[start EXCERPTED PASSAGE]
A final week of ’70s music at the Big Box

A final week of ’70s music at the Big Box November 27, 2015

I’ve started noticing other stores going with a 1970s soundtrack for shoppers. I think maybe it’s a way of getting around worries about otherwise needing to pick a particular target demographic for the piped-in music. By the late 1980s, pop radio had begun splintering into dozens of categories and sub-categories, but in the ’70s, Top-40 still ruled, with radio offering rock and disco and Manilow in a single block of music. One minute it sounds like you’re riding along in the car with Dean Winchester, and then suddenly you’re docking at Puerto Vallarta with the passengers from The Love Boat.

Anyway, restocking the shelves at the Big Box doesn’t fully occupy one’s mind, giving me plenty of time to meditate on the meaning of the songs being piped in on the store’s music service. Maybe too much time.

• Tavares’ “Heaven Must Be Missing an Angel” starts off as an unmistakable artifact of the 1970s with the strains of Disco behind a hook based on the cheesiest of cheesy pick-up lines. But after the first minute or so the song morphs into something more like old-school 1950s Doo-wop. Maybe “heavenly” Disco songs just become untethered in time because something similar — but even more surprising — happens in the final minutes of Brenda Pointer’s “Heaven Must Have Sent You,” which ends with a burst of brassy scat a la Louis or Ella. It’s completely unexpected, but it fits perfectly, which is a delightful trick.
[end EXCERPTED PASSAGE]
[start DATA SHOWN]
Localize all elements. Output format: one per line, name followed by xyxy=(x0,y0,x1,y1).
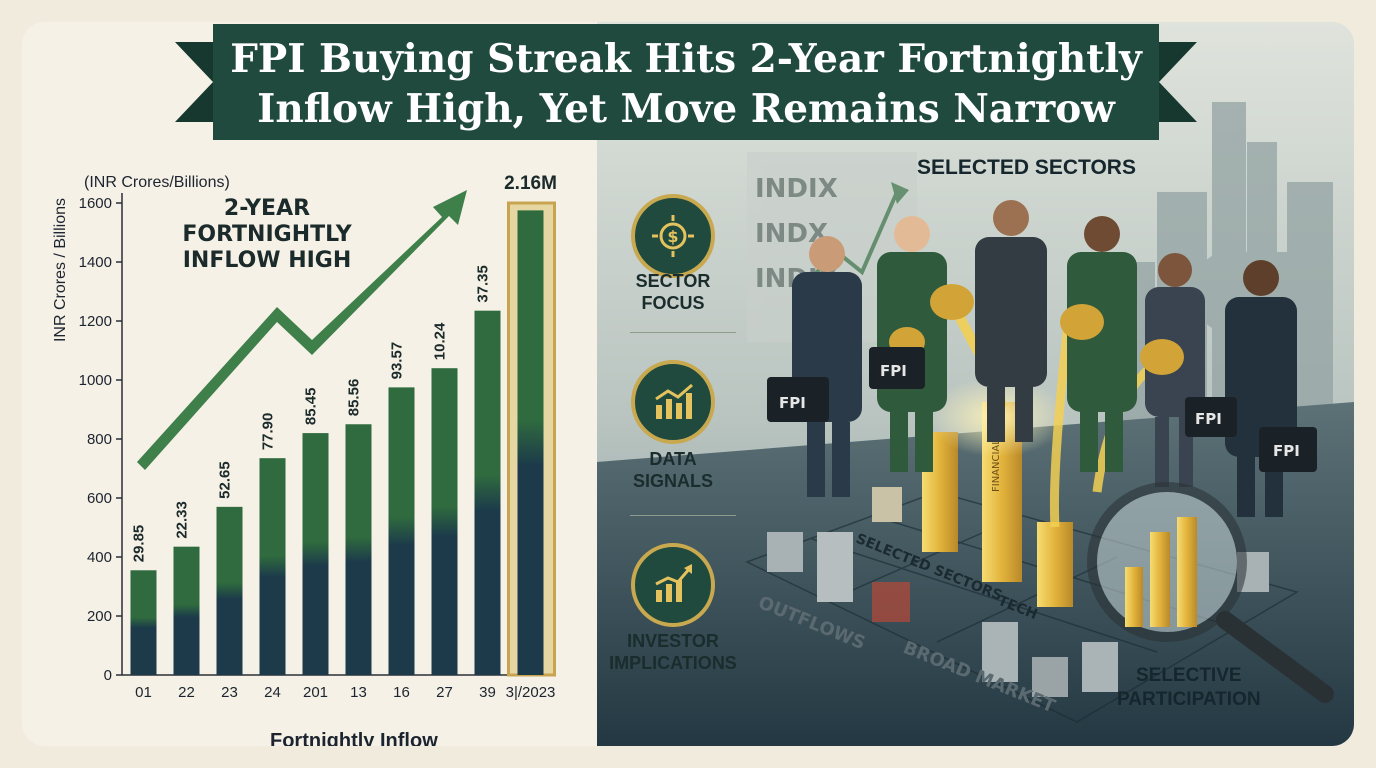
svg-text:$: $ xyxy=(667,227,678,246)
sidebar-label-investor-implications: INVESTOR IMPLICATIONS xyxy=(609,631,737,673)
y-tick-label: 200 xyxy=(87,608,112,625)
growth-chart-icon xyxy=(631,543,715,627)
bar-chart-icon xyxy=(631,360,715,444)
briefcase-label-2: FPI xyxy=(880,362,907,380)
magnifying-glass-icon xyxy=(1087,482,1334,703)
x-tick-label: 24 xyxy=(264,684,281,701)
board-text-1: INDIX xyxy=(755,174,838,204)
briefcase-label-1: FPI xyxy=(779,394,806,412)
briefcase-label-4: FPI xyxy=(1273,442,1300,460)
bar xyxy=(388,387,415,675)
x-tick-label: 3|/2023 xyxy=(506,684,556,701)
x-tick-label: 201 xyxy=(303,684,328,701)
x-tick-label: 13 xyxy=(350,684,367,701)
y-tick-label: 1200 xyxy=(79,313,112,330)
x-tick-label: 27 xyxy=(436,684,453,701)
bar-value-label: 2.16M xyxy=(504,173,557,194)
bar-value-label: 10.24 xyxy=(432,322,449,360)
x-tick-label: 23 xyxy=(221,684,238,701)
scene-artwork: INDIX INDX INDIX xyxy=(597,22,1354,746)
x-tick-label: 22 xyxy=(178,684,195,701)
scene-illustration: INDIX INDX INDIX xyxy=(597,22,1354,746)
sidebar-divider xyxy=(630,332,736,333)
y-tick-label: 1000 xyxy=(79,372,112,389)
bar xyxy=(431,368,458,675)
bar xyxy=(130,570,157,675)
bar-value-label: 22.33 xyxy=(174,501,191,539)
chart-annotation: 2-YEAR FORTNIGHTLY INFLOW HIGH xyxy=(182,196,352,273)
y-tick-label: 600 xyxy=(87,490,112,507)
bar xyxy=(345,424,372,675)
bar xyxy=(474,310,501,675)
selected-sectors-heading: SELECTED SECTORS xyxy=(917,156,1136,179)
bar-value-label: 85.56 xyxy=(346,379,363,417)
bar xyxy=(259,458,286,675)
infographic-card: INDIX INDX INDIX xyxy=(22,22,1354,746)
grey-cubes xyxy=(767,487,1269,697)
coin-gear-icon: $ xyxy=(631,194,715,278)
sidebar-label-sector-focus: SECTOR FOCUS xyxy=(635,271,711,313)
bar-chart: 0 200 400 600 800 1000 1200 1400 1600 2-YEAR FORTN… xyxy=(79,173,557,701)
y-tick-label: 0 xyxy=(104,667,112,684)
y-tick-label: 800 xyxy=(87,431,112,448)
sidebar-label-data-signals: DATA SIGNALS xyxy=(632,449,713,491)
page-title: FPI Buying Streak Hits 2-Year Fortnightl… xyxy=(230,36,1142,132)
pillar-label: FINANCIALE xyxy=(991,433,1002,492)
chart-unit-note: (INR Crores/Billions) xyxy=(84,174,230,191)
bar-value-label: 37.35 xyxy=(475,265,492,303)
bar-value-label: 85.45 xyxy=(303,388,320,426)
bar xyxy=(216,506,243,675)
x-tick-label: 39 xyxy=(479,684,496,701)
x-axis-title: Fortnightly Inflow xyxy=(270,730,438,746)
x-tick-label: 01 xyxy=(135,684,152,701)
y-axis-title: INR Crores / Billions xyxy=(52,197,69,343)
y-tick-label: 400 xyxy=(87,549,112,566)
title-banner: FPI Buying Streak Hits 2-Year Fortnightl… xyxy=(175,24,1197,140)
banner-fold-left xyxy=(175,42,213,122)
bar-value-label: 52.65 xyxy=(217,461,234,499)
bar-value-label: 93.57 xyxy=(389,342,406,380)
banner-fold-right xyxy=(1159,42,1197,122)
bar xyxy=(517,210,544,675)
bar xyxy=(302,433,329,675)
bar-value-label: 77.90 xyxy=(260,413,277,451)
bar-value-label: 29.85 xyxy=(131,525,148,563)
briefcase-label-3: FPI xyxy=(1195,410,1222,428)
fpi-briefcases xyxy=(767,347,1317,472)
sidebar-divider xyxy=(630,515,736,516)
y-tick-label: 1400 xyxy=(79,254,112,271)
bar xyxy=(173,546,200,675)
x-tick-label: 16 xyxy=(393,684,410,701)
selective-participation-label: SELECTIVE PARTICIPATION xyxy=(1117,665,1261,710)
y-tick-label: 1600 xyxy=(79,195,112,212)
[end DATA SHOWN]
§ WHAT IS BEING ASKED: Quote the post about ’70s music at the Big Box word for word, starting with "Anyway, restocking the" and going on through "too much time.".

§ OUTPUT FOR THIS EXERCISE:
Anyway, restocking the shelves at the Big Box doesn’t fully occupy one’s mind, giving me plenty of time to meditate on the meaning of the songs being piped in on the store’s music service. Maybe too much time.